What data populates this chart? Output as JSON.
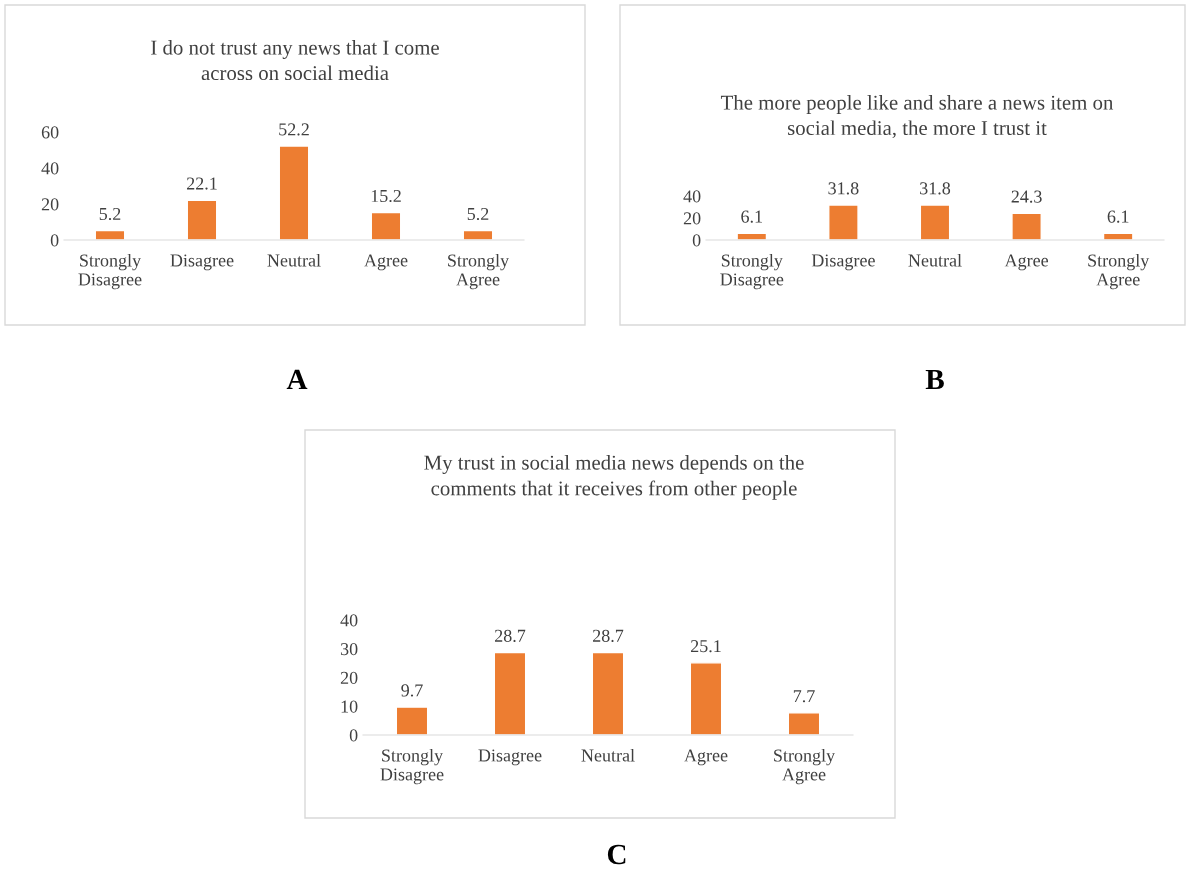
{
  "chart_data": [
    {
      "type": "bar",
      "title": "I do not trust any news that I come across on social media",
      "categories": [
        "Strongly Disagree",
        "Disagree",
        "Neutral",
        "Agree",
        "Strongly Agree"
      ],
      "values": [
        5.2,
        22.1,
        52.2,
        15.2,
        5.2
      ],
      "color": "#ed7d31",
      "ylim": [
        0,
        60
      ],
      "yticks": [
        0,
        20,
        40,
        60
      ],
      "data_labels": true,
      "grid": false,
      "legend": false,
      "annotations": [
        "A"
      ]
    },
    {
      "type": "bar",
      "title": "The more people like and share a news item on social media, the more I trust it",
      "categories": [
        "Strongly Disagree",
        "Disagree",
        "Neutral",
        "Agree",
        "Strongly Agree"
      ],
      "values": [
        6.1,
        31.8,
        31.8,
        24.3,
        6.1
      ],
      "color": "#ed7d31",
      "ylim": [
        0,
        40
      ],
      "yticks": [
        0,
        20,
        40
      ],
      "data_labels": true,
      "grid": false,
      "legend": false,
      "annotations": [
        "B"
      ]
    },
    {
      "type": "bar",
      "title": "My trust in social media news depends on the comments that it receives from other people",
      "categories": [
        "Strongly Disagree",
        "Disagree",
        "Neutral",
        "Agree",
        "Strongly Agree"
      ],
      "values": [
        9.7,
        28.7,
        28.7,
        25.1,
        7.7
      ],
      "color": "#ed7d31",
      "ylim": [
        0,
        40
      ],
      "yticks": [
        0,
        10,
        20,
        30,
        40
      ],
      "data_labels": true,
      "grid": false,
      "legend": false,
      "annotations": [
        "C"
      ]
    }
  ]
}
=-=-=
WHAT YOU HAVE TO DO — Copy out the listing exactly as it stands, but not the pictures.

FULL RESPONSE —
What data populates this chart? Output as JSON.
{
  "chart_data": [
    {
      "type": "bar",
      "title": "I do not trust any news that I come across on social media",
      "categories": [
        "Strongly Disagree",
        "Disagree",
        "Neutral",
        "Agree",
        "Strongly Agree"
      ],
      "values": [
        5.2,
        22.1,
        52.2,
        15.2,
        5.2
      ],
      "color": "#ed7d31",
      "ylim": [
        0,
        60
      ],
      "yticks": [
        0,
        20,
        40,
        60
      ],
      "data_labels": true,
      "grid": false,
      "legend": false,
      "annotations": [
        "A"
      ]
    },
    {
      "type": "bar",
      "title": "The more people like and share a news item on social media, the more I trust it",
      "categories": [
        "Strongly Disagree",
        "Disagree",
        "Neutral",
        "Agree",
        "Strongly Agree"
      ],
      "values": [
        6.1,
        31.8,
        31.8,
        24.3,
        6.1
      ],
      "color": "#ed7d31",
      "ylim": [
        0,
        40
      ],
      "yticks": [
        0,
        20,
        40
      ],
      "data_labels": true,
      "grid": false,
      "legend": false,
      "annotations": [
        "B"
      ]
    },
    {
      "type": "bar",
      "title": "My trust in social media news depends on the comments that it receives from other people",
      "categories": [
        "Strongly Disagree",
        "Disagree",
        "Neutral",
        "Agree",
        "Strongly Agree"
      ],
      "values": [
        9.7,
        28.7,
        28.7,
        25.1,
        7.7
      ],
      "color": "#ed7d31",
      "ylim": [
        0,
        40
      ],
      "yticks": [
        0,
        10,
        20,
        30,
        40
      ],
      "data_labels": true,
      "grid": false,
      "legend": false,
      "annotations": [
        "C"
      ]
    }
  ]
}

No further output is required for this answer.